**Objectif de l'exercice:** D'après le texte sur la bande dessinée de Moore et l'année 1969, combien de personnes assistèrent au concert commémoratif du 5 juillet à Hyde Park ?

**Texte à lire:**
=======
1969 : année de l’amour, des drogues et du psychédélisme. Et de la mort de Brian Jones.
Leader et créateur des Rolling Stones mourrant dans une piscine le 2 juillet 69 c’est la scène d’intro à peine camouflée de cette BD. Le chanteur aux lèvres sympathiques héritant du groupe et manipulé par un sorcier puissant c’est bien sur Jagger. Moore lui fait interpréter une parodie de Sympathie for the devil rythmant plusieurs actions simultanées à la fois hilarante et éblouissantes de virtuosité narrative. Le texte que ce même personnage (bien secondaire pourtant, ce n’est qu’une ligne du scénario) récite à Hyde Park alors que Mina est en plein trip, lors d’un concert commémoratif pour son collègue défunt qui eut réellement lieu le 5 juillet devant 500 000 personnes, est un ancien poème Gaélique impressionnant de morbidité et non celui de Shelley, bien plus romantique, que Jagger interpréta dans la réalité.
=======
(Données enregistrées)

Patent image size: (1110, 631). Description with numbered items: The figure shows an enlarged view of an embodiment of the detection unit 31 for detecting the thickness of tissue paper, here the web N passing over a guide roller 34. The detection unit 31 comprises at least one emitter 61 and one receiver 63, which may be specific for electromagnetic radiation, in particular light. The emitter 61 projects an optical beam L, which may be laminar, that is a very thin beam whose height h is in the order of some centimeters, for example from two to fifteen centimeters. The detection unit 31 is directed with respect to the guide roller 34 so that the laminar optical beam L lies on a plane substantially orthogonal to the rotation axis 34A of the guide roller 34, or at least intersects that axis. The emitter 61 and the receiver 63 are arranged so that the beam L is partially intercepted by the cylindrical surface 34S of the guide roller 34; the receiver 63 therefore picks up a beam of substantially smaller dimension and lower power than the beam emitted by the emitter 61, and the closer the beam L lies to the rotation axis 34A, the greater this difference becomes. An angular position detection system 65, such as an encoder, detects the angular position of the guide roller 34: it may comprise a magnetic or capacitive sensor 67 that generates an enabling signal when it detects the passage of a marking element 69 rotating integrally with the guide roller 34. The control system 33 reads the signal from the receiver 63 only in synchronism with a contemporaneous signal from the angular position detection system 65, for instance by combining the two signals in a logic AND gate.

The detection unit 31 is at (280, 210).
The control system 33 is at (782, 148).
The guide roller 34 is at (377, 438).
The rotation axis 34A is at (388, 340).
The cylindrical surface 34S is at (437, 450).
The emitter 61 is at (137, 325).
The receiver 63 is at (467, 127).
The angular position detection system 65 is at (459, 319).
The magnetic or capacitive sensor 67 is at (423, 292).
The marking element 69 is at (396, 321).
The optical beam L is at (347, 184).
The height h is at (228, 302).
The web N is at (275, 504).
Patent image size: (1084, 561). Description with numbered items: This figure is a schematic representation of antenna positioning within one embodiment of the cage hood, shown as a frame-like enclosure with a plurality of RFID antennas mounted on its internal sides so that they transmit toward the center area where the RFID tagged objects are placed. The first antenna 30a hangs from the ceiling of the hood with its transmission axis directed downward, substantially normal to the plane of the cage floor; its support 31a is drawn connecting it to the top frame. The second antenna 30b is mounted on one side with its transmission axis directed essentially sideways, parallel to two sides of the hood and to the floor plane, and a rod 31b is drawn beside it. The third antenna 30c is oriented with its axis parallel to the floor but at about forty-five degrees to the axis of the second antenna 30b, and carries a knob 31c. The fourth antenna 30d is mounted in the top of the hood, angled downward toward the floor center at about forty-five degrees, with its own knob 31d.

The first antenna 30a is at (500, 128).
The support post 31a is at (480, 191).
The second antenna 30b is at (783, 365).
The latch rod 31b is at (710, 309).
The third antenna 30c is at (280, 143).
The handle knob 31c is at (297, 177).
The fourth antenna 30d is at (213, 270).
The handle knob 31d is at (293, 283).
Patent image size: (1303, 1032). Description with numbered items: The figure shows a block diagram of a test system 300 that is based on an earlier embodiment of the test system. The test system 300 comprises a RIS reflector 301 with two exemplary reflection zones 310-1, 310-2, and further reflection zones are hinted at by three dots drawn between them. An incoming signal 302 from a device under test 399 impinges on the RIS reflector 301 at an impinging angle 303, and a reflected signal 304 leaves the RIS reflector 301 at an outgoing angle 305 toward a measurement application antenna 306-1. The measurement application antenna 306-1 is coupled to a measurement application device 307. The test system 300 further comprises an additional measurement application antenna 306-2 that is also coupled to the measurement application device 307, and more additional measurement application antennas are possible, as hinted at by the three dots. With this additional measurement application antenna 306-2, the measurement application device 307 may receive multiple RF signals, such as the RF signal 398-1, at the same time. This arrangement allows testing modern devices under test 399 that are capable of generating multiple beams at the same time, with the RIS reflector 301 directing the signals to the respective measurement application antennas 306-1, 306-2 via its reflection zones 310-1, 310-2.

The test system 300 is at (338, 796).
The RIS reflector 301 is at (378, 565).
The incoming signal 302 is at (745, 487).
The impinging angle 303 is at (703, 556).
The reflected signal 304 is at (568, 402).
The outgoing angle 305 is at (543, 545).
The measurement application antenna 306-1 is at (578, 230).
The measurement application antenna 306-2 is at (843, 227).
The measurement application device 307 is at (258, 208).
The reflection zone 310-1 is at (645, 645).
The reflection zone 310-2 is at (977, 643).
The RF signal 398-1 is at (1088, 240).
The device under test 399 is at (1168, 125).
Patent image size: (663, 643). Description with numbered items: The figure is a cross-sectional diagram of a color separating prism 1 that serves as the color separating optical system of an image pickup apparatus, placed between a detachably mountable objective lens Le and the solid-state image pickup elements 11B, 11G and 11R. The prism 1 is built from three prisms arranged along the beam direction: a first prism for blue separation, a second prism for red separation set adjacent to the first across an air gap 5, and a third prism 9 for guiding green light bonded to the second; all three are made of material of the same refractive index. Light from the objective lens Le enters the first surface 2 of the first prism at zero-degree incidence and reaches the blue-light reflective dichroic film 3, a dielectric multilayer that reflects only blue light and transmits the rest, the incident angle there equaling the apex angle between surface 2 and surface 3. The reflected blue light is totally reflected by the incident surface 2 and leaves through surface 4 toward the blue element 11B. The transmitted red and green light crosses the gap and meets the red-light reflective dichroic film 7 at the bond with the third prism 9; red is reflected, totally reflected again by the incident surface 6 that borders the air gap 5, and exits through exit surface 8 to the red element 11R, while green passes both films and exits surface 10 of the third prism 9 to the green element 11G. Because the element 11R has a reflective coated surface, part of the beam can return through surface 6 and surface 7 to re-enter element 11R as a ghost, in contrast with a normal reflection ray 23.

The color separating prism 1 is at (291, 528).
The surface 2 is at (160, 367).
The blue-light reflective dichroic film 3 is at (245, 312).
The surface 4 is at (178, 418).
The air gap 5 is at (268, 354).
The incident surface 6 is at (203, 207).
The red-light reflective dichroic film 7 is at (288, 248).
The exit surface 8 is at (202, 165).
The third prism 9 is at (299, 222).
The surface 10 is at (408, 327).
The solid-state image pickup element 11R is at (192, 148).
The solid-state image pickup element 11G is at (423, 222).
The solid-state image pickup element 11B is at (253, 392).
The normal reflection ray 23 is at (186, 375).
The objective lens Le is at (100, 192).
=======
**Résultat de la tâche:** Le concert commémoratif eut lieu devant 500 000 personnes.